→ WHAT IS REQUIRED: Output all records precisely as written.

───── EXERCISE INPUT

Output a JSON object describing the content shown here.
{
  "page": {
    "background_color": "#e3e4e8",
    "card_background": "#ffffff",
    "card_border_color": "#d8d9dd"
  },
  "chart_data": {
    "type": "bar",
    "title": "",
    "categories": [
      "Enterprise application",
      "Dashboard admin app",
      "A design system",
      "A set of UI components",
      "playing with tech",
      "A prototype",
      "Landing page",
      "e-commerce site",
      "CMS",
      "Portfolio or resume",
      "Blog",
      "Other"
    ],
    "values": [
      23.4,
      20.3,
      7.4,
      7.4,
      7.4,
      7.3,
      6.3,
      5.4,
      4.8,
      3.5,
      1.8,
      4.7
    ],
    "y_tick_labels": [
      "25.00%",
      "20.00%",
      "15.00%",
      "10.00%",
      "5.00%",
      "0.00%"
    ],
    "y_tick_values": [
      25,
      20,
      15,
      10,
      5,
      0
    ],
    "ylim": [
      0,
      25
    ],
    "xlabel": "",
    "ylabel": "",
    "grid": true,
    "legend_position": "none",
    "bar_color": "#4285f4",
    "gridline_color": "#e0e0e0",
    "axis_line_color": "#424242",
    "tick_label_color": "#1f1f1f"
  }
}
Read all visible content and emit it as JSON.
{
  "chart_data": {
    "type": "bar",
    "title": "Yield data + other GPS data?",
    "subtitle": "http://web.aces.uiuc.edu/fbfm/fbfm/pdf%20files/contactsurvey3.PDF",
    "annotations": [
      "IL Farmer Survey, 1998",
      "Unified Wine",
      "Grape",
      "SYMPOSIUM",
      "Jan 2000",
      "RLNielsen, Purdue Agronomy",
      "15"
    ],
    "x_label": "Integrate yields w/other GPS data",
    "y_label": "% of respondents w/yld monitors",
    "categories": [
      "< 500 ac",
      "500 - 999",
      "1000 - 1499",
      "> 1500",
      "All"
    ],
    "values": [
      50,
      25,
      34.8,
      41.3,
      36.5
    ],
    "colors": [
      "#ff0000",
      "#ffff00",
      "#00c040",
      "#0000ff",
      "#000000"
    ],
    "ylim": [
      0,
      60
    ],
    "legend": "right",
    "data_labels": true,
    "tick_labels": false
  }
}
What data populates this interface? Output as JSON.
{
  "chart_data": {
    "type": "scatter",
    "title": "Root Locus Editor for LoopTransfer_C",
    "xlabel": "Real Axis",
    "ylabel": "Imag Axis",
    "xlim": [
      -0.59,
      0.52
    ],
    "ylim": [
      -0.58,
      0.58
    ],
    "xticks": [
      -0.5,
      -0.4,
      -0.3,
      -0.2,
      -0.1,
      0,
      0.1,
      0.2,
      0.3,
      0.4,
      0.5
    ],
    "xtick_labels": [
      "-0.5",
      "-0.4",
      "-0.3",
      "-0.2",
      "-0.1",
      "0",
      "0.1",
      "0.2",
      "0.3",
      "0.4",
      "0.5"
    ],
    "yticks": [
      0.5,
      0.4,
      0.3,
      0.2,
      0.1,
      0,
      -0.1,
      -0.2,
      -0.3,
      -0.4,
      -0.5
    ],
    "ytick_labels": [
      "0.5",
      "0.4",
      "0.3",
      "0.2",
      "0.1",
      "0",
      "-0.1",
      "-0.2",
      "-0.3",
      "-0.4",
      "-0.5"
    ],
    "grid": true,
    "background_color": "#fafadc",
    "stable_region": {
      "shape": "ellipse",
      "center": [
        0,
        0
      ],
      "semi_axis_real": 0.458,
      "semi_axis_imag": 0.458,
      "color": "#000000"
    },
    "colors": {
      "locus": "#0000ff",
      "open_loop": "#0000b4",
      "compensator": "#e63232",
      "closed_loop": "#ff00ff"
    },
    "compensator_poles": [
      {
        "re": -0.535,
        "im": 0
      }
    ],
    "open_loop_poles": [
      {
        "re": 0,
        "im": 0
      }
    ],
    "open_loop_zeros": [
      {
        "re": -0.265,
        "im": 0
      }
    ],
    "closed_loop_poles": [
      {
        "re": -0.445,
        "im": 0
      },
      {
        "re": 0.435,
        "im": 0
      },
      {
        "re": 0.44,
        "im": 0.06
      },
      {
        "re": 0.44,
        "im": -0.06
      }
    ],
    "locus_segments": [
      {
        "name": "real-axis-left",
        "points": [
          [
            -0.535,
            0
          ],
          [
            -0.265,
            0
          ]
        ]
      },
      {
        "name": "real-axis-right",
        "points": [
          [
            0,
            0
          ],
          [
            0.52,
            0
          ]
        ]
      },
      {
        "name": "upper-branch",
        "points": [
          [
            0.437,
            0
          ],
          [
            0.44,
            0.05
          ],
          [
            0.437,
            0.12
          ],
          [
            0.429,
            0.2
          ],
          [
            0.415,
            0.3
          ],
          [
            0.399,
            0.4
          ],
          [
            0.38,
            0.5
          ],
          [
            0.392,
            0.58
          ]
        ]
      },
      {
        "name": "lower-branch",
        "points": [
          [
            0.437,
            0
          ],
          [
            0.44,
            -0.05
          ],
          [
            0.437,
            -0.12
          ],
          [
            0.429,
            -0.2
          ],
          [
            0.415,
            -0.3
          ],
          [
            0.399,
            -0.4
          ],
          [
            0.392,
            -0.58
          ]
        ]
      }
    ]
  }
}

──────────

→ REPLY:
Output a JSON object describing the content shown here.
{
  "page": {
    "background_color": "#e3e4e8",
    "card_background": "#ffffff",
    "card_border_color": "#d8d9dd"
  },
  "chart_data": {
    "type": "bar",
    "title": "",
    "categories": [
      "Enterprise application",
      "Dashboard admin app",
      "A design system",
      "A set of UI components",
      "playing with tech",
      "A prototype",
      "Landing page",
      "e-commerce site",
      "CMS",
      "Portfolio or resume",
      "Blog",
      "Other"
    ],
    "values": [
      23.4,
      20.3,
      7.4,
      7.4,
      7.4,
      7.3,
      6.3,
      5.4,
      4.8,
      3.5,
      1.8,
      4.7
    ],
    "y_tick_labels": [
      "25.00%",
      "20.00%",
      "15.00%",
      "10.00%",
      "5.00%",
      "0.00%"
    ],
    "y_tick_values": [
      25,
      20,
      15,
      10,
      5,
      0
    ],
    "ylim": [
      0,
      25
    ],
    "xlabel": "",
    "ylabel": "",
    "grid": true,
    "legend_position": "none",
    "bar_color": "#4285f4",
    "gridline_color": "#e0e0e0",
    "axis_line_color": "#424242",
    "tick_label_color": "#1f1f1f"
  }
}
Read all visible content and emit it as JSON.
{
  "chart_data": {
    "type": "bar",
    "title": "Yield data + other GPS data?",
    "subtitle": "http://web.aces.uiuc.edu/fbfm/fbfm/pdf%20files/contactsurvey3.PDF",
    "annotations": [
      "IL Farmer Survey, 1998",
      "Unified Wine",
      "Grape",
      "SYMPOSIUM",
      "Jan 2000",
      "RLNielsen, Purdue Agronomy",
      "15"
    ],
    "x_label": "Integrate yields w/other GPS data",
    "y_label": "% of respondents w/yld monitors",
    "categories": [
      "< 500 ac",
      "500 - 999",
      "1000 - 1499",
      "> 1500",
      "All"
    ],
    "values": [
      50,
      25,
      34.8,
      41.3,
      36.5
    ],
    "colors": [
      "#ff0000",
      "#ffff00",
      "#00c040",
      "#0000ff",
      "#000000"
    ],
    "ylim": [
      0,
      60
    ],
    "legend": "right",
    "data_labels": true,
    "tick_labels": false
  }
}
What data populates this interface? Output as JSON.
{
  "chart_data": {
    "type": "scatter",
    "title": "Root Locus Editor for LoopTransfer_C",
    "xlabel": "Real Axis",
    "ylabel": "Imag Axis",
    "xlim": [
      -0.59,
      0.52
    ],
    "ylim": [
      -0.58,
      0.58
    ],
    "xticks": [
      -0.5,
      -0.4,
      -0.3,
      -0.2,
      -0.1,
      0,
      0.1,
      0.2,
      0.3,
      0.4,
      0.5
    ],
    "xtick_labels": [
      "-0.5",
      "-0.4",
      "-0.3",
      "-0.2",
      "-0.1",
      "0",
      "0.1",
      "0.2",
      "0.3",
      "0.4",
      "0.5"
    ],
    "yticks": [
      0.5,
      0.4,
      0.3,
      0.2,
      0.1,
      0,
      -0.1,
      -0.2,
      -0.3,
      -0.4,
      -0.5
    ],
    "ytick_labels": [
      "0.5",
      "0.4",
      "0.3",
      "0.2",
      "0.1",
      "0",
      "-0.1",
      "-0.2",
      "-0.3",
      "-0.4",
      "-0.5"
    ],
    "grid": true,
    "background_color": "#fafadc",
    "stable_region": {
      "shape": "ellipse",
      "center": [
        0,
        0
      ],
      "semi_axis_real": 0.458,
      "semi_axis_imag": 0.458,
      "color": "#000000"
    },
    "colors": {
      "locus": "#0000ff",
      "open_loop": "#0000b4",
      "compensator": "#e63232",
      "closed_loop": "#ff00ff"
    },
    "compensator_poles": [
      {
        "re": -0.535,
        "im": 0
      }
    ],
    "open_loop_poles": [
      {
        "re": 0,
        "im": 0
      }
    ],
    "open_loop_zeros": [
      {
        "re": -0.265,
        "im": 0
      }
    ],
    "closed_loop_poles": [
      {
        "re": -0.445,
        "im": 0
      },
      {
        "re": 0.435,
        "im": 0
      },
      {
        "re": 0.44,
        "im": 0.06
      },
      {
        "re": 0.44,
        "im": -0.06
      }
    ],
    "locus_segments": [
      {
        "name": "real-axis-left",
        "points": [
          [
            -0.535,
            0
          ],
          [
            -0.265,
            0
          ]
        ]
      },
      {
        "name": "real-axis-right",
        "points": [
          [
            0,
            0
          ],
          [
            0.52,
            0
          ]
        ]
      },
      {
        "name": "upper-branch",
        "points": [
          [
            0.437,
            0
          ],
          [
            0.44,
            0.05
          ],
          [
            0.437,
            0.12
          ],
          [
            0.429,
            0.2
          ],
          [
            0.415,
            0.3
          ],
          [
            0.399,
            0.4
          ],
          [
            0.38,
            0.5
          ],
          [
            0.392,
            0.58
          ]
        ]
      },
      {
        "name": "lower-branch",
        "points": [
          [
            0.437,
            0
          ],
          [
            0.44,
            -0.05
          ],
          [
            0.437,
            -0.12
          ],
          [
            0.429,
            -0.2
          ],
          [
            0.415,
            -0.3
          ],
          [
            0.399,
            -0.4
          ],
          [
            0.392,
            -0.58
          ]
        ]
      }
    ]
  }
}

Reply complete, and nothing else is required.